> **Problem details**:
Rewrite everything from the start of the records down to the line containing "data-point-maisons-2014[interactable]: [128, 349, 139, 360]", replacing "x-tick-label" with "x-axis-label" and leaving all else unchanged.

> **Information shown**:
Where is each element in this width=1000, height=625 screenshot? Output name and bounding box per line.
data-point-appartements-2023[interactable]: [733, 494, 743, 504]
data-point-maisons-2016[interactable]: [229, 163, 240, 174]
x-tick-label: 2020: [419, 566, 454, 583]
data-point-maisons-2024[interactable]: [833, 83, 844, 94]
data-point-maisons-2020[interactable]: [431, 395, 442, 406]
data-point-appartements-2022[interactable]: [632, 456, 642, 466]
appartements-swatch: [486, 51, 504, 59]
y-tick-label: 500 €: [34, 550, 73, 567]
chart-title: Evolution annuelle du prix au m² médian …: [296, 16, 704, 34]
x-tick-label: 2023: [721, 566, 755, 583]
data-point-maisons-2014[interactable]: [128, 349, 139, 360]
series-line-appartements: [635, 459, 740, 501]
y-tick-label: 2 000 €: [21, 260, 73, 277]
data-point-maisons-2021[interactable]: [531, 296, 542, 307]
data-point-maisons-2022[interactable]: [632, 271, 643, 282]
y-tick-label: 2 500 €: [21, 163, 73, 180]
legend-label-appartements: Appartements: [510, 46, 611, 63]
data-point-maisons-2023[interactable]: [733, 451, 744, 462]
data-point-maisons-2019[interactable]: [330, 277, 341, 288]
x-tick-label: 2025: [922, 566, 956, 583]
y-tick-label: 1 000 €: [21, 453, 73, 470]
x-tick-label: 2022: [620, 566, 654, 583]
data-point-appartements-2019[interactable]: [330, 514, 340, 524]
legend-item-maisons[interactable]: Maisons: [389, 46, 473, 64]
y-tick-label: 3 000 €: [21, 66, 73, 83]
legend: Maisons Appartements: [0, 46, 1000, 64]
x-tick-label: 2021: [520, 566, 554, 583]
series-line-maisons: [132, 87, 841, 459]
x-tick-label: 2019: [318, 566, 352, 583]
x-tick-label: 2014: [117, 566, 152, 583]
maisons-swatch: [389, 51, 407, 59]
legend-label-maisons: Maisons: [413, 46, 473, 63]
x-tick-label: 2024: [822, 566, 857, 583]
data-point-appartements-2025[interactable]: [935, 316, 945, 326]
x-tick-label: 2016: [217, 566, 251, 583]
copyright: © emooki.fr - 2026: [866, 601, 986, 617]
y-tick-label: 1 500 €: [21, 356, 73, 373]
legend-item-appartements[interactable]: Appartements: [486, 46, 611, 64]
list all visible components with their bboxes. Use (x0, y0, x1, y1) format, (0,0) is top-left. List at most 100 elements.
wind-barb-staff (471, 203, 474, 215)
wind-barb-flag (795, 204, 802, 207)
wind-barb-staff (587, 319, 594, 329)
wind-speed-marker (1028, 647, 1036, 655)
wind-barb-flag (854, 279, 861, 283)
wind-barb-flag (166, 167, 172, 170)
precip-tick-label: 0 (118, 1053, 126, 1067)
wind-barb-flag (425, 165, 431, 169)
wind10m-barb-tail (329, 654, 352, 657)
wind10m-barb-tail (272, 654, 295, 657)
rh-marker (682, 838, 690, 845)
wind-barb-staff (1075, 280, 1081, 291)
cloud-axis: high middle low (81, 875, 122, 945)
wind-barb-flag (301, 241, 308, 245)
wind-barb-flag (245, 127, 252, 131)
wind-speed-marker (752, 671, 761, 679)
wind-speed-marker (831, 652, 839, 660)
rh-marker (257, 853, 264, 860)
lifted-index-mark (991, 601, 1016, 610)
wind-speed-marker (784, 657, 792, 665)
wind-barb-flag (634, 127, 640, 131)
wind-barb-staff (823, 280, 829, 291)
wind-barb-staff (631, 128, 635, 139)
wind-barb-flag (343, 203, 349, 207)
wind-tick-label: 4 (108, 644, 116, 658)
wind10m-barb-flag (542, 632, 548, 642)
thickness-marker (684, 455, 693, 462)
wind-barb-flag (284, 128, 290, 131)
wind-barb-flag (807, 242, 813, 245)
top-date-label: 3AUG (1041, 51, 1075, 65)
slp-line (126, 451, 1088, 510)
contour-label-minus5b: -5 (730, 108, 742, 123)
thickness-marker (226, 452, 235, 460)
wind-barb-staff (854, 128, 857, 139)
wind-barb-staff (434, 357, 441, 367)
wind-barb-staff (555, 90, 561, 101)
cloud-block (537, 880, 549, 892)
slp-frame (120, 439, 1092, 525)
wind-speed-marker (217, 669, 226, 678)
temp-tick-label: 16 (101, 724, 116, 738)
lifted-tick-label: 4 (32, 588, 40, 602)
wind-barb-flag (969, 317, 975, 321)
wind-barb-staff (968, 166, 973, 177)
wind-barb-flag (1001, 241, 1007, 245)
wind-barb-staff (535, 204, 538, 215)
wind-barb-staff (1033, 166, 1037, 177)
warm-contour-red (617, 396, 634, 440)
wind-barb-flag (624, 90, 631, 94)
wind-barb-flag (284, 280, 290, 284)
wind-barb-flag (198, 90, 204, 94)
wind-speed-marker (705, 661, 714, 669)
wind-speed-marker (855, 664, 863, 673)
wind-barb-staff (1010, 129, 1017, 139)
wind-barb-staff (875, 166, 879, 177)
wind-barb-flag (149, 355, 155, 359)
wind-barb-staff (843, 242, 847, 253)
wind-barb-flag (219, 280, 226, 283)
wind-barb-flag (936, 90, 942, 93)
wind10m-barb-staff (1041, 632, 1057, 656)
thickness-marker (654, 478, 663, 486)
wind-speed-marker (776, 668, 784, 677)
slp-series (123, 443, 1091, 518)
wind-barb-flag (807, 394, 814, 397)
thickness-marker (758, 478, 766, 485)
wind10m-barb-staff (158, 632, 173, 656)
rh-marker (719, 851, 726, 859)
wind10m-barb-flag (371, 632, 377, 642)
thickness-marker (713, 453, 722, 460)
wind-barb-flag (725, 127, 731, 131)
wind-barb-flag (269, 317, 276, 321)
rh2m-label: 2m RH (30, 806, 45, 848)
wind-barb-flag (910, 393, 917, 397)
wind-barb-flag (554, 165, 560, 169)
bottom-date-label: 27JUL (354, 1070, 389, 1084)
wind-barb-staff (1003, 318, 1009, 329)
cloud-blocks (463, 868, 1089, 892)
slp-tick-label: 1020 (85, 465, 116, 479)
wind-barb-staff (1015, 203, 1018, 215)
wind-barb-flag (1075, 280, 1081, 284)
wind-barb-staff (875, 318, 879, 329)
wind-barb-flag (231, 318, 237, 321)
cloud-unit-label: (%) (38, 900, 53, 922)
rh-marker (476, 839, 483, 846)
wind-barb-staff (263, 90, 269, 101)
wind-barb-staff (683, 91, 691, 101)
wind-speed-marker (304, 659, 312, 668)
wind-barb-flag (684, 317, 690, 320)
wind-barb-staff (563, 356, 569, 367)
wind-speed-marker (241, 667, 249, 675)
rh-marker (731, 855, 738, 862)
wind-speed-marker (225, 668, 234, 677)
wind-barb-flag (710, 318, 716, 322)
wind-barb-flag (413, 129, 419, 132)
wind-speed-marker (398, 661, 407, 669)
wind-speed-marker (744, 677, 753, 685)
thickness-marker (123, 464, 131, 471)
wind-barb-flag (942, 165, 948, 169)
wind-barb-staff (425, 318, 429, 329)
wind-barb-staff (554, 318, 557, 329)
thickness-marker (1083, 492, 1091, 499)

> **Full solution**:
Where is each element in this width=1000, height=625 screenshot? Output name and bounding box per line.
data-point-appartements-2023[interactable]: [733, 494, 743, 504]
data-point-maisons-2016[interactable]: [229, 163, 240, 174]
x-axis-label: 2020: [419, 566, 454, 583]
data-point-maisons-2024[interactable]: [833, 83, 844, 94]
data-point-maisons-2020[interactable]: [431, 395, 442, 406]
data-point-appartements-2022[interactable]: [632, 456, 642, 466]
appartements-swatch: [486, 51, 504, 59]
y-tick-label: 500 €: [34, 550, 73, 567]
chart-title: Evolution annuelle du prix au m² médian …: [296, 16, 704, 34]
x-axis-label: 2023: [721, 566, 755, 583]
data-point-maisons-2014[interactable]: [128, 349, 139, 360]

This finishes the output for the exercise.